* TASK LIST:
A. In the forum thread on calf training, what reason does a.notherguy's partner give for never training her calves?
B. Resume the forum thread on calf training after its last line.

* PAGE EXTRACT:
_ _ _ _ _

Picsornocalvesinboots!!


----------



## Skye666 (Apr 13, 2013)

bigchickenlover said:


> Picsornocalvesinboots!!


Lol I don't have any in boots!!


----------



## bigchickenlover (Jul 16, 2013)

Skye666 said:


> Lol I don't have any in boots!!


Calves or pictures?? Either way its time to start a collection, theres money in this


----------



## a.notherguy (Nov 17, 2008)

my missus doesnt ever train them but she is vertically challenged so never wears flat shoes. she claims that wearing heels is enough and if she trained them, she would have the problem that skye mentioned of not being able to fit into any boots.


----------



## Big ape (May 5, 2011)

ive seen birds with great calves must be the heels


----------



## Skye666 (Apr 13, 2013)

bigchickenlover said:


> Calves or pictures?? Either way its time to start a collection, theres money in this


I have both of them but no pics with both of them!


----------



## Ian_Montrose (Nov 13, 2007)

a.notherguy said:


> my missus doesnt ever train them but she is vertically challenged so never wears flat shoes. she claims that wearing heels is enough and if she trained them, she would have the problem that skye mentioned of not being able to fit into any boots.

_ _ _ _ _

* DATASET EXTRACT:
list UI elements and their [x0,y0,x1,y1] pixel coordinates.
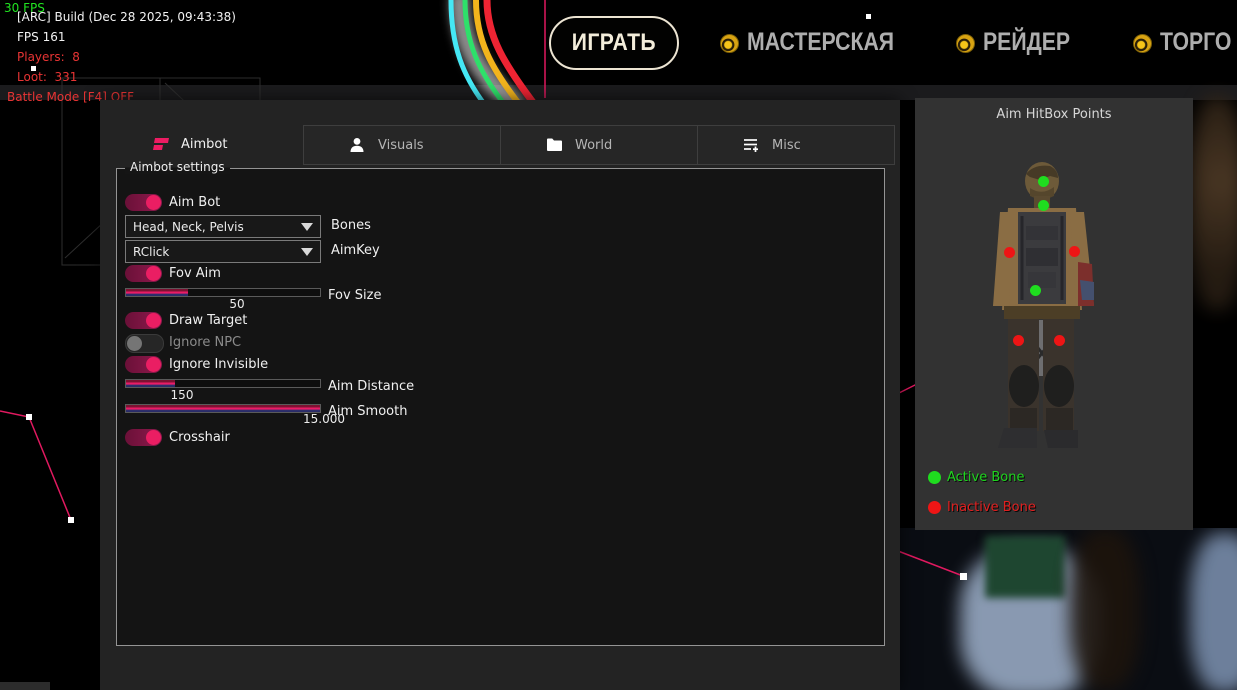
hitbox-points-layer [915,98,1193,530]
hitbox-point [1013,335,1024,346]
screen: 30 FPS [ARC] Build (Dec 28 2025, 09:43:3… [0,0,1237,690]
tab-label: Visuals [378,138,424,153]
inactive-bone-label: Inactive Bone [947,500,1036,515]
legend-inactive-bone: Inactive Bone [928,500,1036,515]
fov-aim-label: Fov Aim [169,266,221,281]
person-icon [348,136,366,154]
cheat-menu-panel: Aimbot Visuals World [100,100,900,690]
chevron-down-icon [301,223,313,231]
ignore-npc-toggle[interactable] [125,334,164,353]
draw-target-label: Draw Target [169,313,247,328]
background-hotbar-edge [0,682,50,690]
inactive-bone-dot-icon [928,501,941,514]
ignore-npc-label: Ignore NPC [169,335,241,350]
aim-smooth-value: 15.000 [294,412,354,426]
play-button[interactable]: ИГРАТЬ [549,16,679,70]
hitbox-point [1030,285,1041,296]
coin-icon [956,34,975,53]
hitbox-point [1038,200,1049,211]
draw-target-toggle[interactable] [125,312,162,329]
players-count-text: Players: 8 [17,50,80,64]
coin-icon [720,34,739,53]
tab-misc[interactable]: Misc [697,125,895,165]
ignore-invisible-label: Ignore Invisible [169,357,268,372]
build-text: [ARC] Build (Dec 28 2025, 09:43:38) [17,10,236,24]
aimkey-dropdown[interactable]: RClick [125,240,321,263]
loot-count-text: Loot: 331 [17,70,77,84]
esp-dot [866,14,871,19]
fov-aim-toggle[interactable] [125,265,162,282]
hitbox-point [1054,335,1065,346]
bones-label: Bones [331,218,371,233]
fps-text: FPS 161 [17,30,65,44]
chevron-down-icon [301,248,313,256]
tab-visuals[interactable]: Visuals [303,125,501,165]
background-rock [1190,95,1237,310]
aimkey-label: AimKey [331,243,380,258]
group-title: Aimbot settings [125,160,230,174]
hitbox-point [1004,247,1015,258]
aimkey-dropdown-value: RClick [133,245,169,259]
fov-size-label: Fov Size [328,288,381,303]
aimbot-settings-group: Aimbot settings Aim Bot Head, Neck, Pelv… [116,168,885,646]
folder-icon [545,136,563,154]
esp-dot [31,66,36,71]
hitbox-panel: Aim HitBox Points [915,98,1193,530]
fov-size-value: 50 [217,297,257,311]
crosshair-toggle[interactable] [125,429,162,446]
tab-world[interactable]: World [500,125,698,165]
aim-bot-toggle[interactable] [125,194,162,211]
game-background-scene [900,528,1237,690]
crosshair-label: Crosshair [169,430,230,445]
play-button-label: ИГРАТЬ [572,29,656,57]
aim-bot-label: Aim Bot [169,195,220,210]
nav-item-trade[interactable]: ТОРГО [1160,28,1231,57]
playlist-add-icon [742,136,760,154]
pistol-icon [151,135,169,153]
legend-active-bone: Active Bone [928,470,1024,485]
rainbow-neon-sign [415,0,550,105]
nav-item-raider[interactable]: РЕЙДЕР [983,28,1070,57]
aim-distance-value: 150 [162,388,202,402]
bones-dropdown-value: Head, Neck, Pelvis [133,220,244,234]
hitbox-point [1069,246,1080,257]
active-bone-dot-icon [928,471,941,484]
tab-label: World [575,138,612,153]
active-bone-label: Active Bone [947,470,1024,485]
aim-smooth-slider[interactable] [125,404,321,413]
tab-label: Misc [772,138,801,153]
fov-size-slider[interactable] [125,288,321,297]
aim-distance-slider[interactable] [125,379,321,388]
aim-distance-label: Aim Distance [328,379,414,394]
tab-label: Aimbot [181,137,227,152]
tab-aimbot[interactable]: Aimbot [107,125,303,163]
nav-item-workshop[interactable]: МАСТЕРСКАЯ [747,28,894,57]
bones-dropdown[interactable]: Head, Neck, Pelvis [125,215,321,238]
ignore-invisible-toggle[interactable] [125,356,162,373]
coin-icon [1133,34,1152,53]
hitbox-point [1038,176,1049,187]
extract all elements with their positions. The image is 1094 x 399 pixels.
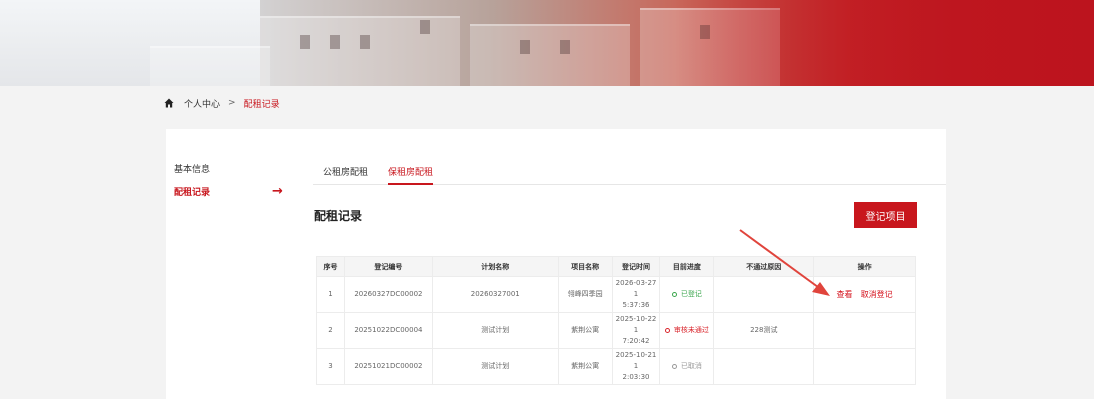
breadcrumb: 个人中心 > 配租记录 (164, 96, 280, 110)
cell-project: 紫荆公寓 (557, 348, 613, 385)
cell-status: 已取消 (659, 348, 715, 385)
view-link[interactable]: 查看 (836, 290, 852, 299)
cell-index: 2 (316, 312, 345, 349)
column-header: 不通过原因 (713, 256, 815, 277)
tab-public-rental[interactable]: 公租房配租 (323, 165, 368, 185)
cell-actions (813, 348, 916, 385)
section-title: 配租记录 (314, 209, 363, 223)
time-line: 2025-10-22 1 (615, 315, 657, 334)
cell-reg-no: 20260327DC00002 (343, 276, 433, 313)
table-header-row: 序号 登记编号 计划名称 项目名称 登记时间 目前进度 不通过原因 操作 (316, 256, 916, 277)
breadcrumb-home[interactable]: 个人中心 (184, 97, 220, 110)
cell-plan: 测试计划 (431, 312, 559, 349)
cell-status: 已登记 (659, 276, 715, 313)
breadcrumb-current: 配租记录 (243, 99, 280, 110)
cell-reason (713, 348, 815, 385)
time-line: 5:37:36 (622, 301, 650, 309)
header-banner (0, 0, 1094, 86)
table-row: 3 20251021DC00002 测试计划 紫荆公寓 2025-10-21 1… (316, 348, 916, 385)
status-badge: 已登记 (671, 289, 702, 300)
status-text: 已取消 (680, 361, 702, 370)
cell-plan: 20260327001 (431, 276, 559, 313)
status-badge: 审核未通过 (664, 325, 709, 336)
status-badge: 已取消 (671, 361, 702, 372)
home-icon[interactable] (164, 98, 174, 108)
cell-index: 3 (316, 348, 345, 385)
cell-time: 2025-10-22 1 7:20:42 (611, 312, 661, 349)
column-header: 登记编号 (343, 256, 433, 277)
cell-reason: 228测试 (713, 312, 815, 349)
status-text: 审核未通过 (673, 325, 709, 334)
register-project-button[interactable]: 登记项目 (854, 202, 917, 228)
banner-red-overlay (674, 0, 1094, 86)
time-line: 2026-03-27 1 (615, 279, 657, 298)
banner-window (560, 40, 570, 54)
banner-window (300, 35, 310, 49)
time-line: 7:20:42 (622, 337, 650, 345)
cell-plan: 测试计划 (431, 348, 559, 385)
column-header: 登记时间 (611, 256, 661, 277)
cell-project: 紫荆公寓 (557, 312, 613, 349)
cell-index: 1 (316, 276, 345, 313)
cell-project: 翎峰四季园 (557, 276, 613, 313)
status-dot-icon (671, 363, 677, 369)
banner-building (150, 46, 270, 86)
content-card: 基本信息 配租记录 → 公租房配租 保租房配租 配租记录 登记项目 序号 登记编… (166, 129, 946, 399)
banner-window (330, 35, 340, 49)
column-header: 目前进度 (659, 256, 715, 277)
cell-time: 2025-10-21 1 2:03:30 (611, 348, 661, 385)
status-dot-icon (664, 327, 670, 333)
cell-actions (813, 312, 916, 349)
sidebar-item-rental-records[interactable]: 配租记录 (174, 185, 210, 198)
column-header: 项目名称 (557, 256, 613, 277)
status-dot-icon (671, 291, 677, 297)
cell-actions: 查看 取消登记 (813, 276, 916, 313)
table-row: 1 20260327DC00002 20260327001 翎峰四季园 2026… (316, 276, 916, 313)
cell-reg-no: 20251021DC00002 (343, 348, 433, 385)
table-row: 2 20251022DC00004 测试计划 紫荆公寓 2025-10-22 1… (316, 312, 916, 349)
banner-building (260, 16, 460, 86)
banner-building (470, 24, 630, 86)
sidebar-item-basic-info[interactable]: 基本信息 (174, 162, 210, 175)
time-line: 2025-10-21 1 (615, 351, 657, 370)
cell-time: 2026-03-27 1 5:37:36 (611, 276, 661, 313)
arrow-right-icon: → (272, 184, 283, 199)
column-header: 操作 (813, 256, 916, 277)
status-text: 已登记 (680, 289, 702, 298)
column-header: 计划名称 (431, 256, 559, 277)
cell-reg-no: 20251022DC00004 (343, 312, 433, 349)
banner-window (520, 40, 530, 54)
banner-window (360, 35, 370, 49)
cell-status: 审核未通过 (659, 312, 715, 349)
banner-window (420, 20, 430, 34)
breadcrumb-separator: > (228, 98, 236, 108)
cell-reason (713, 276, 815, 313)
column-header: 序号 (316, 256, 345, 277)
time-line: 2:03:30 (622, 373, 650, 381)
cancel-registration-link[interactable]: 取消登记 (861, 290, 893, 299)
tab-bar: 公租房配租 保租房配租 (313, 157, 946, 185)
tab-affordable-rental[interactable]: 保租房配租 (388, 165, 434, 185)
records-table: 序号 登记编号 计划名称 项目名称 登记时间 目前进度 不通过原因 操作 1 2… (316, 256, 916, 385)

_ _ _ _ _

* EXPECTED OUTPUTS:
A. She says wearing heels is enough, and if she trained them she couldn't fit into any boots.

B.
There might be some validity in that. Girls who live in heels are effectively walking about on half-point all day.


----------



## a.notherguy (Nov 17, 2008)

Ian_Montrose said:


> There might be some validity in that. Girls who live in heels are effectively walking about on half-point all day.


yeah, and try walking around on tip toes for a bit, really burns the calves


----------



## 39005 (Nov 25, 2013)

ewen said:


> yes so she can carry my drunk ass home .


...im wondering what a women would look like who has enough power to carry your drunk ass home , personally i dont think i'd want to date the beast.


----------



## MRSTRONG (Apr 18, 2009)

aqualung said:


> ...im wondering what a women would look like who has enough power to carry your drunk ass home , personally i dont think i'd want to date the beast.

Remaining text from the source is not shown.